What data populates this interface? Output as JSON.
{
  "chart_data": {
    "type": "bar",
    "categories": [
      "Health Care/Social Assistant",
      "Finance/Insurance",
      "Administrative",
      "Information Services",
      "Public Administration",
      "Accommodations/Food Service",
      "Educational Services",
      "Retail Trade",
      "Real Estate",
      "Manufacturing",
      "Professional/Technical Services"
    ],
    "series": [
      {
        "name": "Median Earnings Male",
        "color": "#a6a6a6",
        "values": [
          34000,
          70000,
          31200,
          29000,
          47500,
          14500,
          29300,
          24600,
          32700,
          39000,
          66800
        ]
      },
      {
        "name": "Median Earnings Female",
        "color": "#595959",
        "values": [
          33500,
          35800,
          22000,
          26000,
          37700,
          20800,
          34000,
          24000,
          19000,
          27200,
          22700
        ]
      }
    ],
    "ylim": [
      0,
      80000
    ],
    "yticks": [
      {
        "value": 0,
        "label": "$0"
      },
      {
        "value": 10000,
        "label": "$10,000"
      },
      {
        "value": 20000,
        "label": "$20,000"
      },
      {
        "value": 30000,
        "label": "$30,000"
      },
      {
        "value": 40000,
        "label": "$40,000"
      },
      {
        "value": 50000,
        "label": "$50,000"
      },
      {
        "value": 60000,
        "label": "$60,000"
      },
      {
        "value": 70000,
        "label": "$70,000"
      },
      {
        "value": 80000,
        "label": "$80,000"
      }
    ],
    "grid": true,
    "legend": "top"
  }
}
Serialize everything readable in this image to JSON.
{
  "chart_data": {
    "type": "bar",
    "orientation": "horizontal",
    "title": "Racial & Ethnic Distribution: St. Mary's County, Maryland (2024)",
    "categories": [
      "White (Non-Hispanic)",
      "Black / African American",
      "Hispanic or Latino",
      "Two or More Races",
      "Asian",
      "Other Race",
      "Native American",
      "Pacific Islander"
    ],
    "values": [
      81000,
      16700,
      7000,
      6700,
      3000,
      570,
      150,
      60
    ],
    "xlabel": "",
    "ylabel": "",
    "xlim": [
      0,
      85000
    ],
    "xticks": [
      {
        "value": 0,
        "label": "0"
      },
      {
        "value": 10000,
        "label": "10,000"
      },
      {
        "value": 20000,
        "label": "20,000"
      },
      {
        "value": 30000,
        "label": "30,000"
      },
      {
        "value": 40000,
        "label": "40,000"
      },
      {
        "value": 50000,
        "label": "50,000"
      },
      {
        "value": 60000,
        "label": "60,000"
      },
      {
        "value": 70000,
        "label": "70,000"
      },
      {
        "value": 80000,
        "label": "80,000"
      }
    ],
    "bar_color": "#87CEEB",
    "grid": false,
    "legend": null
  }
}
^^^^
Task directions. Recopy the entries above exactly, with every line included.

Reply to the task.
What data populates this interface? Output as JSON.
{
  "chart_data": {
    "type": "bar",
    "categories": [
      "Health Care/Social Assistant",
      "Finance/Insurance",
      "Administrative",
      "Information Services",
      "Public Administration",
      "Accommodations/Food Service",
      "Educational Services",
      "Retail Trade",
      "Real Estate",
      "Manufacturing",
      "Professional/Technical Services"
    ],
    "series": [
      {
        "name": "Median Earnings Male",
        "color": "#a6a6a6",
        "values": [
          34000,
          70000,
          31200,
          29000,
          47500,
          14500,
          29300,
          24600,
          32700,
          39000,
          66800
        ]
      },
      {
        "name": "Median Earnings Female",
        "color": "#595959",
        "values": [
          33500,
          35800,
          22000,
          26000,
          37700,
          20800,
          34000,
          24000,
          19000,
          27200,
          22700
        ]
      }
    ],
    "ylim": [
      0,
      80000
    ],
    "yticks": [
      {
        "value": 0,
        "label": "$0"
      },
      {
        "value": 10000,
        "label": "$10,000"
      },
      {
        "value": 20000,
        "label": "$20,000"
      },
      {
        "value": 30000,
        "label": "$30,000"
      },
      {
        "value": 40000,
        "label": "$40,000"
      },
      {
        "value": 50000,
        "label": "$50,000"
      },
      {
        "value": 60000,
        "label": "$60,000"
      },
      {
        "value": 70000,
        "label": "$70,000"
      },
      {
        "value": 80000,
        "label": "$80,000"
      }
    ],
    "grid": true,
    "legend": "top"
  }
}
Serialize everything readable in this image to JSON.
{
  "chart_data": {
    "type": "bar",
    "orientation": "horizontal",
    "title": "Racial & Ethnic Distribution: St. Mary's County, Maryland (2024)",
    "categories": [
      "White (Non-Hispanic)",
      "Black / African American",
      "Hispanic or Latino",
      "Two or More Races",
      "Asian",
      "Other Race",
      "Native American",
      "Pacific Islander"
    ],
    "values": [
      81000,
      16700,
      7000,
      6700,
      3000,
      570,
      150,
      60
    ],
    "xlabel": "",
    "ylabel": "",
    "xlim": [
      0,
      85000
    ],
    "xticks": [
      {
        "value": 0,
        "label": "0"
      },
      {
        "value": 10000,
        "label": "10,000"
      },
      {
        "value": 20000,
        "label": "20,000"
      },
      {
        "value": 30000,
        "label": "30,000"
      },
      {
        "value": 40000,
        "label": "40,000"
      },
      {
        "value": 50000,
        "label": "50,000"
      },
      {
        "value": 60000,
        "label": "60,000"
      },
      {
        "value": 70000,
        "label": "70,000"
      },
      {
        "value": 80000,
        "label": "80,000"
      }
    ],
    "bar_color": "#87CEEB",
    "grid": false,
    "legend": null
  }
}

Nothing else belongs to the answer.